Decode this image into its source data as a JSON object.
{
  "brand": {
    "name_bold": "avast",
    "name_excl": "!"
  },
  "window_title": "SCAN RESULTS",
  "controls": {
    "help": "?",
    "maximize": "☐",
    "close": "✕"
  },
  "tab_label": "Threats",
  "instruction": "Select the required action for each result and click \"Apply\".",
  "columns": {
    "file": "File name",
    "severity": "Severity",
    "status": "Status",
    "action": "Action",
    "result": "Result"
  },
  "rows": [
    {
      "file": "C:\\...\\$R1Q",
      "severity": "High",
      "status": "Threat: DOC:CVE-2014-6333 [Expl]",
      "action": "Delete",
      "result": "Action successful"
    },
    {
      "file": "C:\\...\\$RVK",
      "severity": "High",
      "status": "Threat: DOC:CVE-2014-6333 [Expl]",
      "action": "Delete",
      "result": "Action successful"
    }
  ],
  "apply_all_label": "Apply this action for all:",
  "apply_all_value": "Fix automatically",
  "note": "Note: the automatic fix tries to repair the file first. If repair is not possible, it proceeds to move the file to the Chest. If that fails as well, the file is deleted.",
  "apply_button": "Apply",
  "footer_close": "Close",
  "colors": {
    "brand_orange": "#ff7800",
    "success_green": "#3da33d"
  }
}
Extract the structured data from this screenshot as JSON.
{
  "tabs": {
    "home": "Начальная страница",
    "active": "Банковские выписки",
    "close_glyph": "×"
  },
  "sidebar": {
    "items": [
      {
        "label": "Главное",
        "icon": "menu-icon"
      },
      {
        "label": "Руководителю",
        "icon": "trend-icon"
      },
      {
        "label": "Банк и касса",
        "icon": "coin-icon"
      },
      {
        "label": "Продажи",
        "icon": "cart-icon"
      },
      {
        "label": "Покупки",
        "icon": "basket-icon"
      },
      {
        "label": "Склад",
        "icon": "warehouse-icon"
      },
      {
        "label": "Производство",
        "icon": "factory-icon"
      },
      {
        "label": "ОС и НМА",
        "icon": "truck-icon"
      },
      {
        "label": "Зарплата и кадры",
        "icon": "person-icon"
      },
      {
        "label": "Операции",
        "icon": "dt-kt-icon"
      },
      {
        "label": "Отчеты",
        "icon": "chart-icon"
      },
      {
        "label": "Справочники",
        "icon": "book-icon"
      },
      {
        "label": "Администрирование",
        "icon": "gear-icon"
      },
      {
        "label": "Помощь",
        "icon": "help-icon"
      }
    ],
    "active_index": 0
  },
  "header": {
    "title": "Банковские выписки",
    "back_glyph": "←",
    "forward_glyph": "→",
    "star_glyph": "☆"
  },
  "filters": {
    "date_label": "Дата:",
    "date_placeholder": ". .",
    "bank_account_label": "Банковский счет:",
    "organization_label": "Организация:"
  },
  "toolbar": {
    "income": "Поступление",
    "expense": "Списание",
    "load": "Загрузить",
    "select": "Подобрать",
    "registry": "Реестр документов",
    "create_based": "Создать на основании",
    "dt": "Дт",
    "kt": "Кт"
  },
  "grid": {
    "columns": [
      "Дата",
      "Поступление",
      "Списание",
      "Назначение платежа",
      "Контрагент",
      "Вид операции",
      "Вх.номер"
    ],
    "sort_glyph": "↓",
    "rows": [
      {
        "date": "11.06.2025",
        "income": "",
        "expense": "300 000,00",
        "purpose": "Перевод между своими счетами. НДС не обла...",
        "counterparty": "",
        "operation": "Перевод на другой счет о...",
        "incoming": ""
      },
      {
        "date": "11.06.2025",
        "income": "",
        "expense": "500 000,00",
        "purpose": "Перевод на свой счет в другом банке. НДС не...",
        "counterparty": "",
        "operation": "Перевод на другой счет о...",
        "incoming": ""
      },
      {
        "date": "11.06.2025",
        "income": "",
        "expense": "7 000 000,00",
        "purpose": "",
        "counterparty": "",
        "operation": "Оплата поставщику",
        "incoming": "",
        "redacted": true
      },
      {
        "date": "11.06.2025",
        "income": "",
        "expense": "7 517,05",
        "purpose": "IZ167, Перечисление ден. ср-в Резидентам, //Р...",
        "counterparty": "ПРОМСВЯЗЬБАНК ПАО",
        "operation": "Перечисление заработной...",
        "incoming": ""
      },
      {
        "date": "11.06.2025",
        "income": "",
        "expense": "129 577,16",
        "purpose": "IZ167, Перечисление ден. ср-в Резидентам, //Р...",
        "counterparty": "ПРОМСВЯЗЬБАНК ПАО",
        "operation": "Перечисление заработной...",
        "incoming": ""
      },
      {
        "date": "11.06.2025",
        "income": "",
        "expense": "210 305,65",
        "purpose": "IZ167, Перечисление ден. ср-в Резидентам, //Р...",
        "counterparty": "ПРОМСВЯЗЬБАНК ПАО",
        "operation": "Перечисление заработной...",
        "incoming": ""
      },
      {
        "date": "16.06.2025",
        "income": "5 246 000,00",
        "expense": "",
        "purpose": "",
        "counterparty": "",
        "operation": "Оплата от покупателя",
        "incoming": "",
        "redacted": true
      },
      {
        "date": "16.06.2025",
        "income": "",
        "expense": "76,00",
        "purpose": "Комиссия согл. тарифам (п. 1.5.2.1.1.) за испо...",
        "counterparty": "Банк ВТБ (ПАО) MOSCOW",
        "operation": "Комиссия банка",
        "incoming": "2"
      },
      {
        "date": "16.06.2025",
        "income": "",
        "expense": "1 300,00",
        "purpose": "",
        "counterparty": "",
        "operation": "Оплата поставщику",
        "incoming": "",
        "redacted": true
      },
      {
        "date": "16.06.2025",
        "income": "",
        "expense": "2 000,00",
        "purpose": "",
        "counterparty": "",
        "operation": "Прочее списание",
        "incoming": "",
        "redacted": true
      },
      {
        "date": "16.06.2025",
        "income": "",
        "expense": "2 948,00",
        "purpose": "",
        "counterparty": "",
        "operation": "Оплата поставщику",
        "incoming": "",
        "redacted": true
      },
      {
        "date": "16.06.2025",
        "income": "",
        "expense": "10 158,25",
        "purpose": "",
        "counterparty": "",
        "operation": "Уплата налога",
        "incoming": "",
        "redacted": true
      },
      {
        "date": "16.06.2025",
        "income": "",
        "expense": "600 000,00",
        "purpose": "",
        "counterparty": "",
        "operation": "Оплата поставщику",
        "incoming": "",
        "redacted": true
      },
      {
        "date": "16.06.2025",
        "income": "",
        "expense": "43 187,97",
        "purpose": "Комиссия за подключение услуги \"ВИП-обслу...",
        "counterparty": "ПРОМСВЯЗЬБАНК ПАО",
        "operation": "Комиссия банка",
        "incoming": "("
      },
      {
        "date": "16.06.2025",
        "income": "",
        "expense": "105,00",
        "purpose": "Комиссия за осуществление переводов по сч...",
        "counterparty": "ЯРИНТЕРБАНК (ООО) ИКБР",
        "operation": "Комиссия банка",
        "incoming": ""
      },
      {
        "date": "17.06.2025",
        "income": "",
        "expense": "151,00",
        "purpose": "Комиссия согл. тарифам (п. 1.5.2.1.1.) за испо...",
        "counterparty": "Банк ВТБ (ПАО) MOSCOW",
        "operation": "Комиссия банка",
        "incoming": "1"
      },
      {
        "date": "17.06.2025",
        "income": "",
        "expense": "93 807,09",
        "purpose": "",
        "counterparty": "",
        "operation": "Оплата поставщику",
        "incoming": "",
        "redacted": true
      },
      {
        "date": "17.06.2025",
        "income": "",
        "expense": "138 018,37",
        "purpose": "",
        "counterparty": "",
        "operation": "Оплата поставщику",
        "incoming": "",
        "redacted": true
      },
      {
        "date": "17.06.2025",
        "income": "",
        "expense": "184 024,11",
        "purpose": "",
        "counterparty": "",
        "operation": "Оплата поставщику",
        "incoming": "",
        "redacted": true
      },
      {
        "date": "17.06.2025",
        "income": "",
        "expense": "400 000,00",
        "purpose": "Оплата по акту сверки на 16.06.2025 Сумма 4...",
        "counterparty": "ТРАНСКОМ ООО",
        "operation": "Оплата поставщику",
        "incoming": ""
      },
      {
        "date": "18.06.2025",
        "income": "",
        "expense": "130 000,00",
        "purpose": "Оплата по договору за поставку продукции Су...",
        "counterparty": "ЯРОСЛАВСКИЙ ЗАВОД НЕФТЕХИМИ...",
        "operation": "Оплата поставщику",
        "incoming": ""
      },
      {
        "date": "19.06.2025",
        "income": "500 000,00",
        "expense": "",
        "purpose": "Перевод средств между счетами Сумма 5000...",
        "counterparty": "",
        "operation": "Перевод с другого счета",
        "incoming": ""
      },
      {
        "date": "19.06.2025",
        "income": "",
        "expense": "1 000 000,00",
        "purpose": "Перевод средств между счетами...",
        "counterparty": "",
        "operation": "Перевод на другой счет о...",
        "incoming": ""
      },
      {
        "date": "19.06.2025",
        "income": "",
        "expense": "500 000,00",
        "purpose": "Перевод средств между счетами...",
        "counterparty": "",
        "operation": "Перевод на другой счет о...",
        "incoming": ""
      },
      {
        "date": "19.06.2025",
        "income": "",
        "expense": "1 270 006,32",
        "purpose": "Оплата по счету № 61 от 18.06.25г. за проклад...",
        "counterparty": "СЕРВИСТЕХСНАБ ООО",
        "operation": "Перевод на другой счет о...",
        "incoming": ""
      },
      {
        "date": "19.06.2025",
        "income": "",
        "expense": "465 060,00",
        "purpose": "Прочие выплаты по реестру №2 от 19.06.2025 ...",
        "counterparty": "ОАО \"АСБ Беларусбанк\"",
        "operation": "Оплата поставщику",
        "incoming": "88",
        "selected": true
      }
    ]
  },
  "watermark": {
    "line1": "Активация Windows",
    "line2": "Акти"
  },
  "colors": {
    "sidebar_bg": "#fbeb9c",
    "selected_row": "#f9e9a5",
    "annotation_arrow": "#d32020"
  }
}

+ + + +

YOUR OBJECTIVE: Search the lines for the string "Банковские" and copy every line that has it.

WRITTEN SOLUTION:
    "active": "Банковские выписки",
    "title": "Банковские выписки",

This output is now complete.